**Your task**
Can you transcribe the data exactly? Leave the pictures out.

**Supplied entries**
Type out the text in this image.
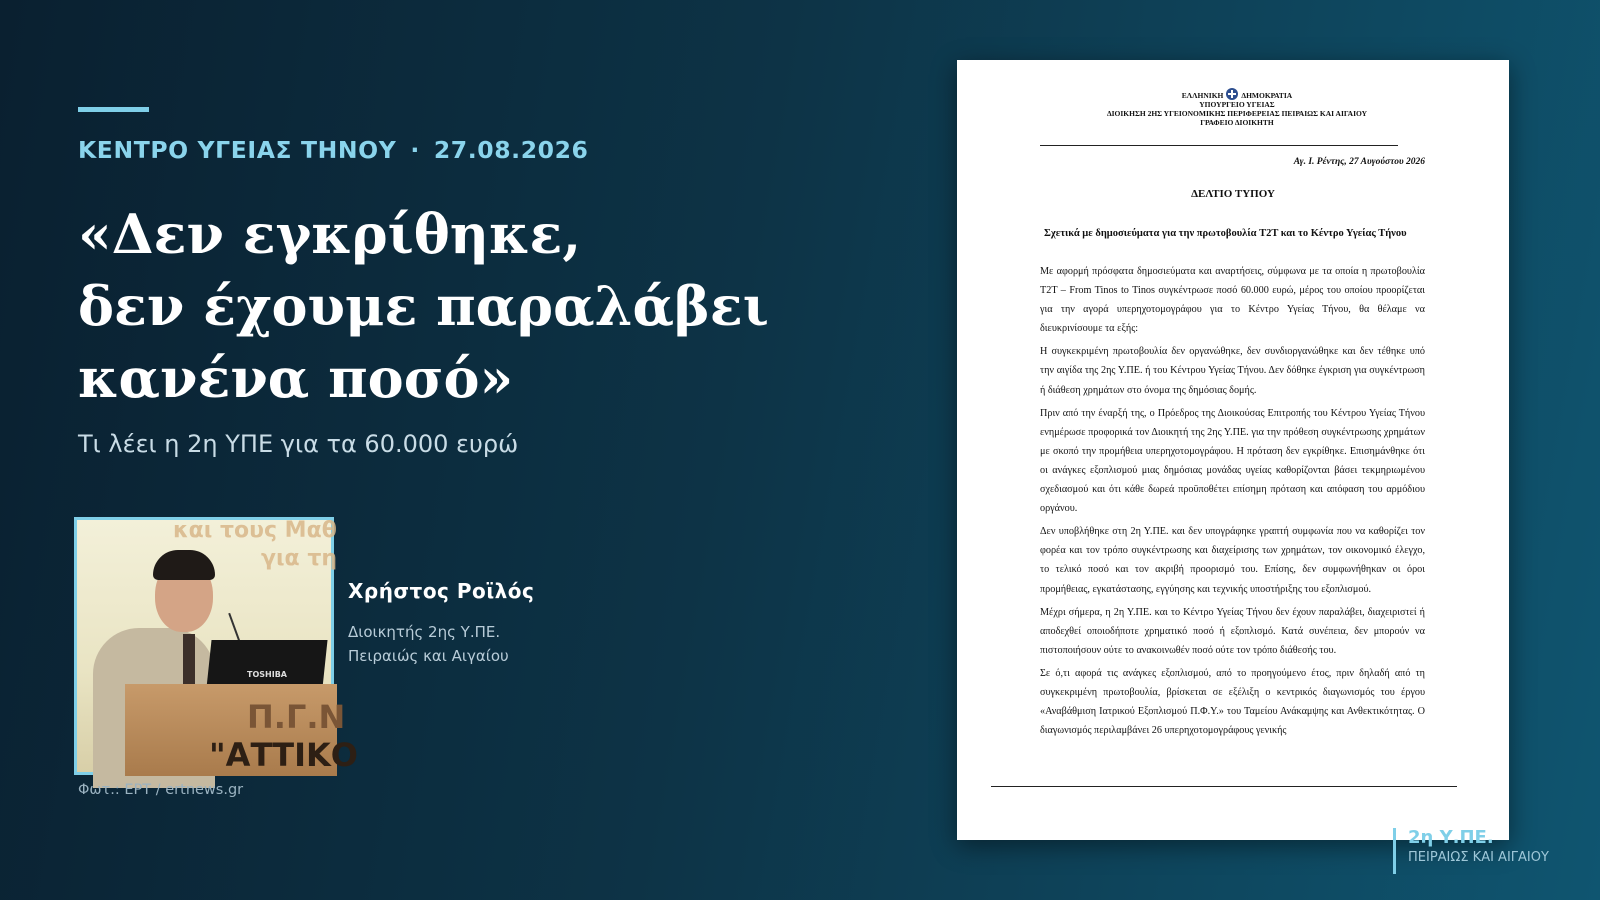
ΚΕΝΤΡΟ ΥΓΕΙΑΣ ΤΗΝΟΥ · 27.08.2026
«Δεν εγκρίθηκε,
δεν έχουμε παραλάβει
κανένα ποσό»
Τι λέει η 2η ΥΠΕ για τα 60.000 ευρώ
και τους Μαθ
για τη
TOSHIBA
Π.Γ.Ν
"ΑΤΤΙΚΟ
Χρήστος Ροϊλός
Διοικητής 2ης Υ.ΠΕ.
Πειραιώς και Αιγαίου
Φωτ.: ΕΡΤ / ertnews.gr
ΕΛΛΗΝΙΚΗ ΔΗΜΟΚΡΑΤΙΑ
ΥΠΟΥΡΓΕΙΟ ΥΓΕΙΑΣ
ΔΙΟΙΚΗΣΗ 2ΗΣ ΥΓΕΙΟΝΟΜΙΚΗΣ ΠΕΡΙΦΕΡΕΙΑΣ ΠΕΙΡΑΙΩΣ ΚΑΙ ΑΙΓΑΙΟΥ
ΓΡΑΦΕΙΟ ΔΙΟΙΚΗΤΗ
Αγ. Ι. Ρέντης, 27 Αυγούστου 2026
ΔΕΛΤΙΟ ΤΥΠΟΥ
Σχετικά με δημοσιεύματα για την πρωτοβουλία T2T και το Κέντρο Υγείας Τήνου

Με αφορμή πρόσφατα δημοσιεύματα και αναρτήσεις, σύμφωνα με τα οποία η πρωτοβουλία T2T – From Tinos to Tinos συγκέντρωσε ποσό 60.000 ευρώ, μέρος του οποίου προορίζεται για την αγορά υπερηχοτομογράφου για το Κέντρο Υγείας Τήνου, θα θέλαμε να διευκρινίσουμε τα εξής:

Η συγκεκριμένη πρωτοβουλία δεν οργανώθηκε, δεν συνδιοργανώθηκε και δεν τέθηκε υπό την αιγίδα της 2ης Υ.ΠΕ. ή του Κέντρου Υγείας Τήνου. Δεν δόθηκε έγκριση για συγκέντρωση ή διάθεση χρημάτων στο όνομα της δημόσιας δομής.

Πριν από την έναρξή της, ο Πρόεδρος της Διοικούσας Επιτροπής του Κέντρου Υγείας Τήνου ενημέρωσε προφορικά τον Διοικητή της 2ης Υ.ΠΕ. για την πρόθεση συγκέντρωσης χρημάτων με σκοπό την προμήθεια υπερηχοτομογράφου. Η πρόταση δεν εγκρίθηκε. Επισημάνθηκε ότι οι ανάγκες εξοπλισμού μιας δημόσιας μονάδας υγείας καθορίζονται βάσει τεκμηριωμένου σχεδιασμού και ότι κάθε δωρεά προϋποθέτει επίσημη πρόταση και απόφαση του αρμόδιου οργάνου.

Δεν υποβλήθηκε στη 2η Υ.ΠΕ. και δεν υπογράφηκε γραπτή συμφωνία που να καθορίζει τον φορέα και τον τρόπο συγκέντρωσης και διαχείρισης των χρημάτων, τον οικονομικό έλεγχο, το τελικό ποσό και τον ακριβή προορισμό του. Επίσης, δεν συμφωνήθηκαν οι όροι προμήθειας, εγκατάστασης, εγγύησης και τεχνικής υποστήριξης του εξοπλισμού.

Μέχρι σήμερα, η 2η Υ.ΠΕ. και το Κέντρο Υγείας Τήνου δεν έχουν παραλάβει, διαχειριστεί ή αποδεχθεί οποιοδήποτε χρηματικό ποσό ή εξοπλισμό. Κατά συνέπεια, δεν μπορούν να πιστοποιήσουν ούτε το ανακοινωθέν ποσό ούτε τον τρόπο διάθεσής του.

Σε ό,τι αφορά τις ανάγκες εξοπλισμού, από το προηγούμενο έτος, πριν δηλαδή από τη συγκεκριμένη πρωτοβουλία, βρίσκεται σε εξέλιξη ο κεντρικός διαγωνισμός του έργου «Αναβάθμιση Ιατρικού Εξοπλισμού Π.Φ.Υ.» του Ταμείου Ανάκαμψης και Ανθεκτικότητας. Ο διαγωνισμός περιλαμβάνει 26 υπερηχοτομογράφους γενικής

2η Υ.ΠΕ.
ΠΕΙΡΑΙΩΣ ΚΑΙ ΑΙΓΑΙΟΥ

**Answer in full**
Type out the text in this image.
ΚΕΝΤΡΟ ΥΓΕΙΑΣ ΤΗΝΟΥ · 27.08.2026
«Δεν εγκρίθηκε,
δεν έχουμε παραλάβει
κανένα ποσό»
Τι λέει η 2η ΥΠΕ για τα 60.000 ευρώ
και τους Μαθ
για τη
TOSHIBA
Π.Γ.Ν
"ΑΤΤΙΚΟ
Χρήστος Ροϊλός
Διοικητής 2ης Υ.ΠΕ.
Πειραιώς και Αιγαίου
Φωτ.: ΕΡΤ / ertnews.gr
ΕΛΛΗΝΙΚΗ ΔΗΜΟΚΡΑΤΙΑ
ΥΠΟΥΡΓΕΙΟ ΥΓΕΙΑΣ
ΔΙΟΙΚΗΣΗ 2ΗΣ ΥΓΕΙΟΝΟΜΙΚΗΣ ΠΕΡΙΦΕΡΕΙΑΣ ΠΕΙΡΑΙΩΣ ΚΑΙ ΑΙΓΑΙΟΥ
ΓΡΑΦΕΙΟ ΔΙΟΙΚΗΤΗ
Αγ. Ι. Ρέντης, 27 Αυγούστου 2026
ΔΕΛΤΙΟ ΤΥΠΟΥ
Σχετικά με δημοσιεύματα για την πρωτοβουλία T2T και το Κέντρο Υγείας Τήνου

Με αφορμή πρόσφατα δημοσιεύματα και αναρτήσεις, σύμφωνα με τα οποία η πρωτοβουλία T2T – From Tinos to Tinos συγκέντρωσε ποσό 60.000 ευρώ, μέρος του οποίου προορίζεται για την αγορά υπερηχοτομογράφου για το Κέντρο Υγείας Τήνου, θα θέλαμε να διευκρινίσουμε τα εξής:

Η συγκεκριμένη πρωτοβουλία δεν οργανώθηκε, δεν συνδιοργανώθηκε και δεν τέθηκε υπό την αιγίδα της 2ης Υ.ΠΕ. ή του Κέντρου Υγείας Τήνου. Δεν δόθηκε έγκριση για συγκέντρωση ή διάθεση χρημάτων στο όνομα της δημόσιας δομής.

Πριν από την έναρξή της, ο Πρόεδρος της Διοικούσας Επιτροπής του Κέντρου Υγείας Τήνου ενημέρωσε προφορικά τον Διοικητή της 2ης Υ.ΠΕ. για την πρόθεση συγκέντρωσης χρημάτων με σκοπό την προμήθεια υπερηχοτομογράφου. Η πρόταση δεν εγκρίθηκε. Επισημάνθηκε ότι οι ανάγκες εξοπλισμού μιας δημόσιας μονάδας υγείας καθορίζονται βάσει τεκμηριωμένου σχεδιασμού και ότι κάθε δωρεά προϋποθέτει επίσημη πρόταση και απόφαση του αρμόδιου οργάνου.

Δεν υποβλήθηκε στη 2η Υ.ΠΕ. και δεν υπογράφηκε γραπτή συμφωνία που να καθορίζει τον φορέα και τον τρόπο συγκέντρωσης και διαχείρισης των χρημάτων, τον οικονομικό έλεγχο, το τελικό ποσό και τον ακριβή προορισμό του. Επίσης, δεν συμφωνήθηκαν οι όροι προμήθειας, εγκατάστασης, εγγύησης και τεχνικής υποστήριξης του εξοπλισμού.

Μέχρι σήμερα, η 2η Υ.ΠΕ. και το Κέντρο Υγείας Τήνου δεν έχουν παραλάβει, διαχειριστεί ή αποδεχθεί οποιοδήποτε χρηματικό ποσό ή εξοπλισμό. Κατά συνέπεια, δεν μπορούν να πιστοποιήσουν ούτε το ανακοινωθέν ποσό ούτε τον τρόπο διάθεσής του.

Σε ό,τι αφορά τις ανάγκες εξοπλισμού, από το προηγούμενο έτος, πριν δηλαδή από τη συγκεκριμένη πρωτοβουλία, βρίσκεται σε εξέλιξη ο κεντρικός διαγωνισμός του έργου «Αναβάθμιση Ιατρικού Εξοπλισμού Π.Φ.Υ.» του Ταμείου Ανάκαμψης και Ανθεκτικότητας. Ο διαγωνισμός περιλαμβάνει 26 υπερηχοτομογράφους γενικής

2η Υ.ΠΕ.
ΠΕΙΡΑΙΩΣ ΚΑΙ ΑΙΓΑΙΟΥ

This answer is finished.